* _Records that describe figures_
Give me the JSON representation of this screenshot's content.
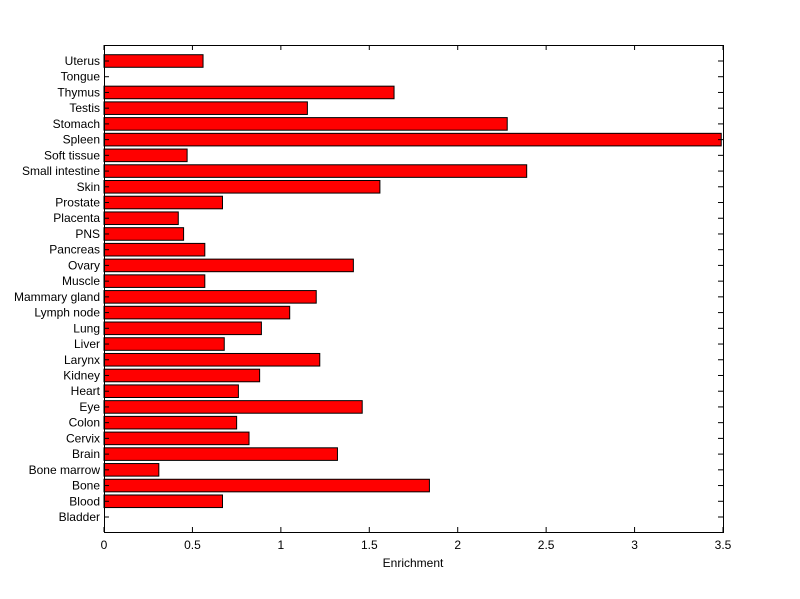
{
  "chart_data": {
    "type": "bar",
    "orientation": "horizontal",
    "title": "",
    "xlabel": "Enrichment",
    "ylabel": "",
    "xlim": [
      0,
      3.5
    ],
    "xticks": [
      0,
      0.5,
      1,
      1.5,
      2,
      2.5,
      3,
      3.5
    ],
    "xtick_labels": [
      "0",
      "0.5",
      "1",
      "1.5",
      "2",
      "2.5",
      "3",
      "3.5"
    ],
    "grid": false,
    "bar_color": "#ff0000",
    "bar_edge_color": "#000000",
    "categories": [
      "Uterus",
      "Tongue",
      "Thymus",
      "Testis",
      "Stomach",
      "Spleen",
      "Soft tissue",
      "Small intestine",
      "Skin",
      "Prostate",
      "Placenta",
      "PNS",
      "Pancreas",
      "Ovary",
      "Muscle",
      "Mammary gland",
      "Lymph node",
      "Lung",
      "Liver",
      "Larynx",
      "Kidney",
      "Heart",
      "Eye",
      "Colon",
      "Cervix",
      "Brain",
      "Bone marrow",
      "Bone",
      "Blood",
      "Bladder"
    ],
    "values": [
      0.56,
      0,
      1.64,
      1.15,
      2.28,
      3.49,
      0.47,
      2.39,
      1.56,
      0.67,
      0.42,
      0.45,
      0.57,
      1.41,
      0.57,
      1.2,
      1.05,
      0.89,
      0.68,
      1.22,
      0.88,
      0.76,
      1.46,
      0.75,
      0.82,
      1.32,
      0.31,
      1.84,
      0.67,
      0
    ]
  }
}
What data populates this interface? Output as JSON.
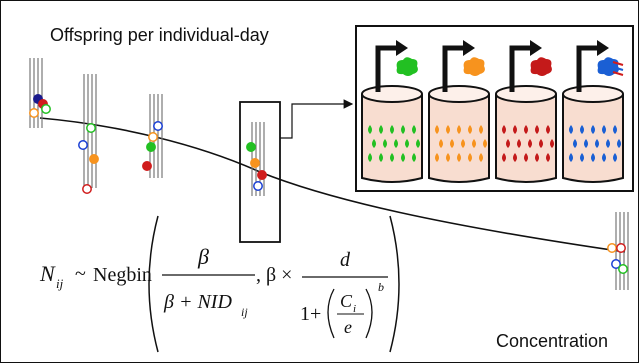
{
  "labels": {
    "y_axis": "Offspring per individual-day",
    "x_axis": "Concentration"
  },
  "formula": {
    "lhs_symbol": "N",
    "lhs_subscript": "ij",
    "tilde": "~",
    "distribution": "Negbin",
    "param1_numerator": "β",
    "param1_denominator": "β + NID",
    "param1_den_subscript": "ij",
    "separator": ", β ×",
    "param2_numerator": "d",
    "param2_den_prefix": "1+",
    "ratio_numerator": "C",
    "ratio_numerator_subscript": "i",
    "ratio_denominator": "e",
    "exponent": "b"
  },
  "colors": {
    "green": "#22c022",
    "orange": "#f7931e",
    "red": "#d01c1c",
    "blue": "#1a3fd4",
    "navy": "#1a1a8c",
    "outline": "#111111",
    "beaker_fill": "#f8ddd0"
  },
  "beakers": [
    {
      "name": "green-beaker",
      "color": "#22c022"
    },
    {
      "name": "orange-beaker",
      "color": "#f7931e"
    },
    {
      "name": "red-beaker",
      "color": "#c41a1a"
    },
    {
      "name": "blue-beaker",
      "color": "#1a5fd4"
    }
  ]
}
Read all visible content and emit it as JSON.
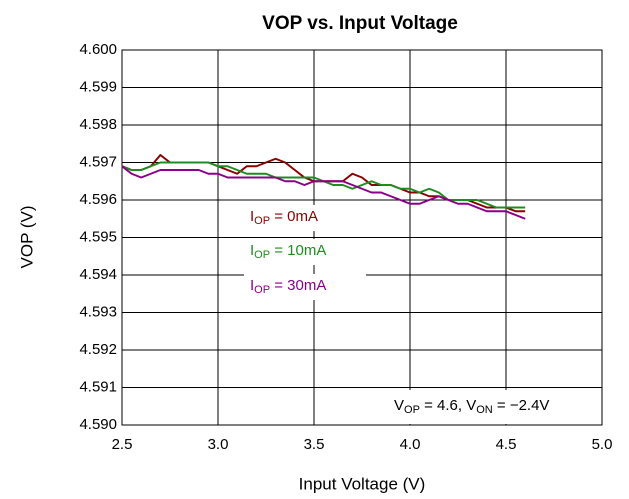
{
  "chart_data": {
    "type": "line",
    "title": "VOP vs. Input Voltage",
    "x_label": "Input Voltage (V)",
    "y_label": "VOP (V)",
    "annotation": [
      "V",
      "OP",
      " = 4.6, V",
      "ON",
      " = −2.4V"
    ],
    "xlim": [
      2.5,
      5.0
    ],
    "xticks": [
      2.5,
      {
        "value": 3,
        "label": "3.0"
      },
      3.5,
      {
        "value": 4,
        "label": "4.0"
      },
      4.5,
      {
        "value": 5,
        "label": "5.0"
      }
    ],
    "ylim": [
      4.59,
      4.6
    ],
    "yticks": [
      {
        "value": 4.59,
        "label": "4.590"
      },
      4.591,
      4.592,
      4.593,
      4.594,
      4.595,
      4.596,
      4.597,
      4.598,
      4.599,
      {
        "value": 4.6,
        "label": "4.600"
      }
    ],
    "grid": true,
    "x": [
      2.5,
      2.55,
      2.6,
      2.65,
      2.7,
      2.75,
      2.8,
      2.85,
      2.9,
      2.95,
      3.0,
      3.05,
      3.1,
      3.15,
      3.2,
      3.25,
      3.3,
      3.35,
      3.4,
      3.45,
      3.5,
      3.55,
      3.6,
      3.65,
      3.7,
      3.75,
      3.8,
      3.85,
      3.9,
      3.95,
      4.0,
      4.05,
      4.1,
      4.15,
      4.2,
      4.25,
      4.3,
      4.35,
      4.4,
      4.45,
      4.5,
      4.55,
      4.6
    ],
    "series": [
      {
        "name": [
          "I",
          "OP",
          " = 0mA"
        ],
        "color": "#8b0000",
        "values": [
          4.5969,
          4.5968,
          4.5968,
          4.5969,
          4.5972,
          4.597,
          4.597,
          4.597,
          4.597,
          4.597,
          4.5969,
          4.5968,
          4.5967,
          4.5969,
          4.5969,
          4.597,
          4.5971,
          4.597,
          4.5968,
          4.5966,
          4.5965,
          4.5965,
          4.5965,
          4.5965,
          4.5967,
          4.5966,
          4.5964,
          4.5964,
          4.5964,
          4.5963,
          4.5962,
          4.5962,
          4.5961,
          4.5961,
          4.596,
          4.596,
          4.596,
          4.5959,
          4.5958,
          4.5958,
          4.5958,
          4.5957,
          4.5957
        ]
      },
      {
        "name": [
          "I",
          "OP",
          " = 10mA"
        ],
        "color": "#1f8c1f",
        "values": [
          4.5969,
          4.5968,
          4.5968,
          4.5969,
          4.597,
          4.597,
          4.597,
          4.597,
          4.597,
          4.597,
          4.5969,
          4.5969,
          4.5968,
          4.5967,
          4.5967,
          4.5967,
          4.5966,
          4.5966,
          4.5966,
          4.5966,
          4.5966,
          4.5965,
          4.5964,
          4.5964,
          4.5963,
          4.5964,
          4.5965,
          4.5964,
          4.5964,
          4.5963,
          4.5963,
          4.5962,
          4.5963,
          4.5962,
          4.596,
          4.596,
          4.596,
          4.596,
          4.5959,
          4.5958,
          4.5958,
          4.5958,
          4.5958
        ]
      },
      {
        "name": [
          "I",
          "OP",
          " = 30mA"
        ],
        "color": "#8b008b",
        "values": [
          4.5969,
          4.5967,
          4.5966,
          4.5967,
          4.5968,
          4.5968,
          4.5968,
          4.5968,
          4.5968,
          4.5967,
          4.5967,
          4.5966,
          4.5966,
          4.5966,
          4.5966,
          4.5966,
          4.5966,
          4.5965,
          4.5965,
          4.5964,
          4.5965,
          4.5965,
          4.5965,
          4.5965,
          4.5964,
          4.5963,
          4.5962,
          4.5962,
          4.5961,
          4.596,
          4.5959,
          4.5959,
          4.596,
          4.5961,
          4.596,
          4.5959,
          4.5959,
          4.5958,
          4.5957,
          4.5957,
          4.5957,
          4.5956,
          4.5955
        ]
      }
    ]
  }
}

* _Aim of the task_
Copy the entries above faithfully and omit every image.

* _Written answer_
Give me the JSON representation of this screenshot's content.
{
  "chart_data": {
    "type": "bar",
    "orientation": "horizontal",
    "title": "",
    "xlabel": "Enrichment",
    "ylabel": "",
    "xlim": [
      0,
      3.5
    ],
    "xticks": [
      0,
      0.5,
      1,
      1.5,
      2,
      2.5,
      3,
      3.5
    ],
    "xtick_labels": [
      "0",
      "0.5",
      "1",
      "1.5",
      "2",
      "2.5",
      "3",
      "3.5"
    ],
    "grid": false,
    "bar_color": "#ff0000",
    "bar_edge_color": "#000000",
    "categories": [
      "Uterus",
      "Tongue",
      "Thymus",
      "Testis",
      "Stomach",
      "Spleen",
      "Soft tissue",
      "Small intestine",
      "Skin",
      "Prostate",
      "Placenta",
      "PNS",
      "Pancreas",
      "Ovary",
      "Muscle",
      "Mammary gland",
      "Lymph node",
      "Lung",
      "Liver",
      "Larynx",
      "Kidney",
      "Heart",
      "Eye",
      "Colon",
      "Cervix",
      "Brain",
      "Bone marrow",
      "Bone",
      "Blood",
      "Bladder"
    ],
    "values": [
      0.56,
      0,
      1.64,
      1.15,
      2.28,
      3.49,
      0.47,
      2.39,
      1.56,
      0.67,
      0.42,
      0.45,
      0.57,
      1.41,
      0.57,
      1.2,
      1.05,
      0.89,
      0.68,
      1.22,
      0.88,
      0.76,
      1.46,
      0.75,
      0.82,
      1.32,
      0.31,
      1.84,
      0.67,
      0
    ]
  }
}
What data populates this interface? Output as JSON.
{
  "labels": {
    "y_axis": "Offspring per individual-day",
    "x_axis": "Concentration"
  },
  "formula": {
    "lhs_symbol": "N",
    "lhs_subscript": "ij",
    "tilde": "~",
    "distribution": "Negbin",
    "param1_numerator": "β",
    "param1_denominator": "β + NID",
    "param1_den_subscript": "ij",
    "separator": ", β ×",
    "param2_numerator": "d",
    "param2_den_prefix": "1+",
    "ratio_numerator": "C",
    "ratio_numerator_subscript": "i",
    "ratio_denominator": "e",
    "exponent": "b"
  },
  "colors": {
    "green": "#22c022",
    "orange": "#f7931e",
    "red": "#d01c1c",
    "blue": "#1a3fd4",
    "navy": "#1a1a8c",
    "outline": "#111111",
    "beaker_fill": "#f8ddd0"
  },
  "beakers": [
    {
      "name": "green-beaker",
      "color": "#22c022"
    },
    {
      "name": "orange-beaker",
      "color": "#f7931e"
    },
    {
      "name": "red-beaker",
      "color": "#c41a1a"
    },
    {
      "name": "blue-beaker",
      "color": "#1a5fd4"
    }
  ]
}
Read all visible content and emit it as JSON.
{
  "chart_data": {
    "type": "line",
    "title": "VOP vs. Input Voltage",
    "x_label": "Input Voltage (V)",
    "y_label": "VOP (V)",
    "annotation": [
      "V",
      "OP",
      " = 4.6, V",
      "ON",
      " = −2.4V"
    ],
    "xlim": [
      2.5,
      5.0
    ],
    "xticks": [
      2.5,
      {
        "value": 3,
        "label": "3.0"
      },
      3.5,
      {
        "value": 4,
        "label": "4.0"
      },
      4.5,
      {
        "value": 5,
        "label": "5.0"
      }
    ],
    "ylim": [
      4.59,
      4.6
    ],
    "yticks": [
      {
        "value": 4.59,
        "label": "4.590"
      },
      4.591,
      4.592,
      4.593,
      4.594,
      4.595,
      4.596,
      4.597,
      4.598,
      4.599,
      {
        "value": 4.6,
        "label": "4.600"
      }
    ],
    "grid": true,
    "x": [
      2.5,
      2.55,
      2.6,
      2.65,
      2.7,
      2.75,
      2.8,
      2.85,
      2.9,
      2.95,
      3.0,
      3.05,
      3.1,
      3.15,
      3.2,
      3.25,
      3.3,
      3.35,
      3.4,
      3.45,
      3.5,
      3.55,
      3.6,
      3.65,
      3.7,
      3.75,
      3.8,
      3.85,
      3.9,
      3.95,
      4.0,
      4.05,
      4.1,
      4.15,
      4.2,
      4.25,
      4.3,
      4.35,
      4.4,
      4.45,
      4.5,
      4.55,
      4.6
    ],
    "series": [
      {
        "name": [
          "I",
          "OP",
          " = 0mA"
        ],
        "color": "#8b0000",
        "values": [
          4.5969,
          4.5968,
          4.5968,
          4.5969,
          4.5972,
          4.597,
          4.597,
          4.597,
          4.597,
          4.597,
          4.5969,
          4.5968,
          4.5967,
          4.5969,
          4.5969,
          4.597,
          4.5971,
          4.597,
          4.5968,
          4.5966,
          4.5965,
          4.5965,
          4.5965,
          4.5965,
          4.5967,
          4.5966,
          4.5964,
          4.5964,
          4.5964,
          4.5963,
          4.5962,
          4.5962,
          4.5961,
          4.5961,
          4.596,
          4.596,
          4.596,
          4.5959,
          4.5958,
          4.5958,
          4.5958,
          4.5957,
          4.5957
        ]
      },
      {
        "name": [
          "I",
          "OP",
          " = 10mA"
        ],
        "color": "#1f8c1f",
        "values": [
          4.5969,
          4.5968,
          4.5968,
          4.5969,
          4.597,
          4.597,
          4.597,
          4.597,
          4.597,
          4.597,
          4.5969,
          4.5969,
          4.5968,
          4.5967,
          4.5967,
          4.5967,
          4.5966,
          4.5966,
          4.5966,
          4.5966,
          4.5966,
          4.5965,
          4.5964,
          4.5964,
          4.5963,
          4.5964,
          4.5965,
          4.5964,
          4.5964,
          4.5963,
          4.5963,
          4.5962,
          4.5963,
          4.5962,
          4.596,
          4.596,
          4.596,
          4.596,
          4.5959,
          4.5958,
          4.5958,
          4.5958,
          4.5958
        ]
      },
      {
        "name": [
          "I",
          "OP",
          " = 30mA"
        ],
        "color": "#8b008b",
        "values": [
          4.5969,
          4.5967,
          4.5966,
          4.5967,
          4.5968,
          4.5968,
          4.5968,
          4.5968,
          4.5968,
          4.5967,
          4.5967,
          4.5966,
          4.5966,
          4.5966,
          4.5966,
          4.5966,
          4.5966,
          4.5965,
          4.5965,
          4.5964,
          4.5965,
          4.5965,
          4.5965,
          4.5965,
          4.5964,
          4.5963,
          4.5962,
          4.5962,
          4.5961,
          4.596,
          4.5959,
          4.5959,
          4.596,
          4.5961,
          4.596,
          4.5959,
          4.5959,
          4.5958,
          4.5957,
          4.5957,
          4.5957,
          4.5956,
          4.5955
        ]
      }
    ]
  }
}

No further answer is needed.